▶ GIVEN TASK:
Reproduce the material below, swapping each occurrence of "rental-price-row" for "rental-rate-row" and leaving everything else unchanged; omit the pictures.

▶ Stored data entries:
>> begin
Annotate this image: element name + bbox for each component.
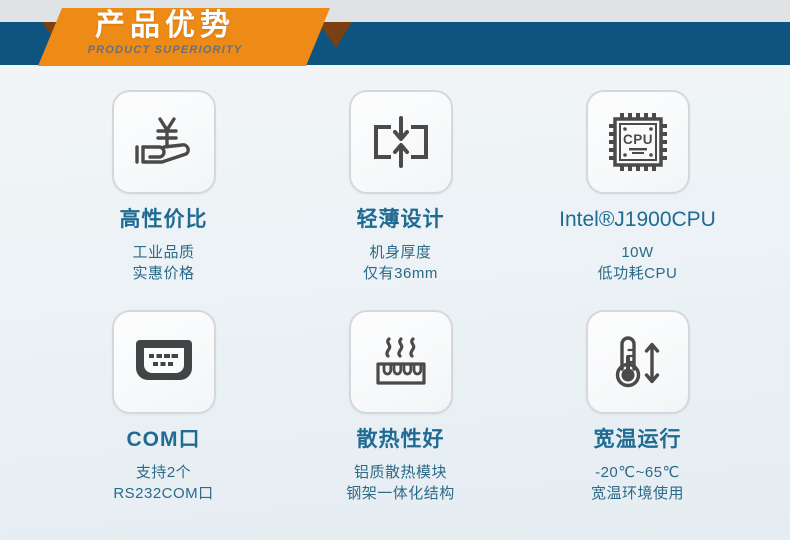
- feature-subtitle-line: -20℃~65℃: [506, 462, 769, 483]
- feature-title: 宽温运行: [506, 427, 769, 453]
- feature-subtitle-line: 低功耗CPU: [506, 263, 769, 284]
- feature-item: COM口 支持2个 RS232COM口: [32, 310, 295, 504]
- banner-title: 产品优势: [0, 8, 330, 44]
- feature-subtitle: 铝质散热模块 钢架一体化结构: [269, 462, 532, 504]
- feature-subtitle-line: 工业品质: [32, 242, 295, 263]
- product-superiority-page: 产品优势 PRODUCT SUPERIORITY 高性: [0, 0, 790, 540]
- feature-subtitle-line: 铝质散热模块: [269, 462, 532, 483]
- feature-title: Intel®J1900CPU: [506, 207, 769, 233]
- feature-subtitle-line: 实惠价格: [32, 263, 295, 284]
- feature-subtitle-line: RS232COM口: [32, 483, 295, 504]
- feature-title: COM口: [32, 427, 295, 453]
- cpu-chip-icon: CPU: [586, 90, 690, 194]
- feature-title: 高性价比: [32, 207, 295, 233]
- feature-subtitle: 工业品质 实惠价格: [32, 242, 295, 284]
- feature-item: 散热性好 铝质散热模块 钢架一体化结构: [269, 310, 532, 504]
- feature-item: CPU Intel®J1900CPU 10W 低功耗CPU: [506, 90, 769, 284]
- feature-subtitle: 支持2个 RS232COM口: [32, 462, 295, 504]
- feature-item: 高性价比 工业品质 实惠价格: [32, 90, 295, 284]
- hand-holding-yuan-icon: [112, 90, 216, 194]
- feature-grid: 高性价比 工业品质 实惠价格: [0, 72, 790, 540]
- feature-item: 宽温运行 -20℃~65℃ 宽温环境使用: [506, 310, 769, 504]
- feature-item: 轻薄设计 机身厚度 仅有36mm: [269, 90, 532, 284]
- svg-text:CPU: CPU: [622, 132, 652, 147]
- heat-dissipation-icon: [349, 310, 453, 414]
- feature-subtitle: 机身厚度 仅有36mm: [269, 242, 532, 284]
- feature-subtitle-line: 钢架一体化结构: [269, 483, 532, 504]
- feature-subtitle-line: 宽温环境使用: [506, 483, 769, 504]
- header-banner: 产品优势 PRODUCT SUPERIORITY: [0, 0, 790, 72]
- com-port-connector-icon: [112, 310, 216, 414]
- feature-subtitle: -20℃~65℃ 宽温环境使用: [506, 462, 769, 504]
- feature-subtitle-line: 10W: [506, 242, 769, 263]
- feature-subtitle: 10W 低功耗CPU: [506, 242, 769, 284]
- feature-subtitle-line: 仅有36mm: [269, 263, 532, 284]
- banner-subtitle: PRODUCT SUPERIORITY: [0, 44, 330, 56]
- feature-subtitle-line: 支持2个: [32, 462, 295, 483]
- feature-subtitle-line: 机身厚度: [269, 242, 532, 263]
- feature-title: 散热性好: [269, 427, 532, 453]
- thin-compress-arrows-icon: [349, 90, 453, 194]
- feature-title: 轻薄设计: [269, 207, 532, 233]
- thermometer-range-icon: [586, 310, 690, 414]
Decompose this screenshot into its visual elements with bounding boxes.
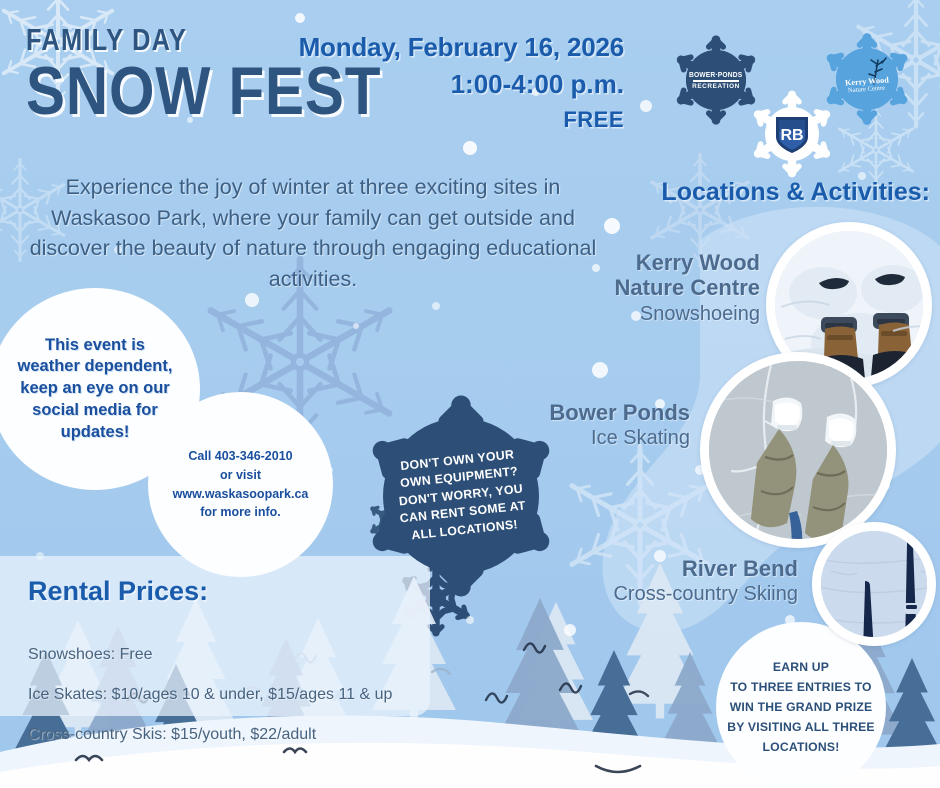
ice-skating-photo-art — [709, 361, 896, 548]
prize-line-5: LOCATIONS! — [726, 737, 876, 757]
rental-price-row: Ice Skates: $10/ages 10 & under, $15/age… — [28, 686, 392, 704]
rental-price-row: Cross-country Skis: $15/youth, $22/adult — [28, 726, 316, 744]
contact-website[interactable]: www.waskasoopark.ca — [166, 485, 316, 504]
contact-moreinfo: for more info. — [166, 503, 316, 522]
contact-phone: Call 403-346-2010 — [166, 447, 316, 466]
>> end
▶ WRITTEN ANSWER:
Annotate this image: element name + bbox for each component.
- feature-subtitle-line: -20℃~65℃: [506, 462, 769, 483]
- feature-title: 宽温运行: [506, 427, 769, 453]
- feature-subtitle-line: 低功耗CPU: [506, 263, 769, 284]
- feature-item: COM口 支持2个 RS232COM口: [32, 310, 295, 504]
- banner-title: 产品优势: [0, 8, 330, 44]
- feature-subtitle: 铝质散热模块 钢架一体化结构: [269, 462, 532, 504]
- feature-subtitle-line: 工业品质: [32, 242, 295, 263]
- product-superiority-page: 产品优势 PRODUCT SUPERIORITY 高性: [0, 0, 790, 540]
- feature-subtitle-line: 铝质散热模块: [269, 462, 532, 483]
- feature-title: Intel®J1900CPU: [506, 207, 769, 233]
- feature-subtitle-line: 实惠价格: [32, 263, 295, 284]
- feature-subtitle-line: RS232COM口: [32, 483, 295, 504]
- feature-title: COM口: [32, 427, 295, 453]
- cpu-chip-icon: CPU: [586, 90, 690, 194]
- feature-title: 高性价比: [32, 207, 295, 233]
- feature-subtitle: 工业品质 实惠价格: [32, 242, 295, 284]
- feature-item: 散热性好 铝质散热模块 钢架一体化结构: [269, 310, 532, 504]
- feature-item: CPU Intel®J1900CPU 10W 低功耗CPU: [506, 90, 769, 284]
- feature-subtitle: 支持2个 RS232COM口: [32, 462, 295, 504]
- feature-item: 高性价比 工业品质 实惠价格: [32, 90, 295, 284]
- hand-holding-yuan-icon: [112, 90, 216, 194]
- feature-grid: 高性价比 工业品质 实惠价格: [0, 72, 790, 540]
- feature-item: 宽温运行 -20℃~65℃ 宽温环境使用: [506, 310, 769, 504]
- feature-item: 轻薄设计 机身厚度 仅有36mm: [269, 90, 532, 284]
- svg-text:CPU: CPU: [622, 132, 652, 147]
- heat-dissipation-icon: [349, 310, 453, 414]
- feature-subtitle: 机身厚度 仅有36mm: [269, 242, 532, 284]
- feature-subtitle-line: 钢架一体化结构: [269, 483, 532, 504]
- feature-subtitle-line: 宽温环境使用: [506, 483, 769, 504]
- header-banner: 产品优势 PRODUCT SUPERIORITY: [0, 0, 790, 72]
- com-port-connector-icon: [112, 310, 216, 414]
- feature-subtitle: -20℃~65℃ 宽温环境使用: [506, 462, 769, 504]
- feature-subtitle-line: 10W: [506, 242, 769, 263]
- feature-subtitle: 10W 低功耗CPU: [506, 242, 769, 284]
- feature-subtitle-line: 仅有36mm: [269, 263, 532, 284]
- banner-subtitle: PRODUCT SUPERIORITY: [0, 44, 330, 56]
- feature-subtitle-line: 支持2个: [32, 462, 295, 483]
- feature-subtitle-line: 机身厚度: [269, 242, 532, 263]
- feature-title: 散热性好: [269, 427, 532, 453]
- thin-compress-arrows-icon: [349, 90, 453, 194]
- feature-title: 轻薄设计: [269, 207, 532, 233]
- thermometer-range-icon: [586, 310, 690, 414]
Decompose this screenshot into its visual elements with bounding boxes.
ice-skating-photo-art — [709, 361, 896, 548]
prize-line-5: LOCATIONS! — [726, 737, 876, 757]
rental-rate-row: Ice Skates: $10/ages 10 & under, $15/age… — [28, 686, 392, 704]
rental-rate-row: Cross-country Skis: $15/youth, $22/adult — [28, 726, 316, 744]
contact-website[interactable]: www.waskasoopark.ca — [166, 485, 316, 504]
contact-moreinfo: for more info. — [166, 503, 316, 522]
contact-phone: Call 403-346-2010 — [166, 447, 316, 466]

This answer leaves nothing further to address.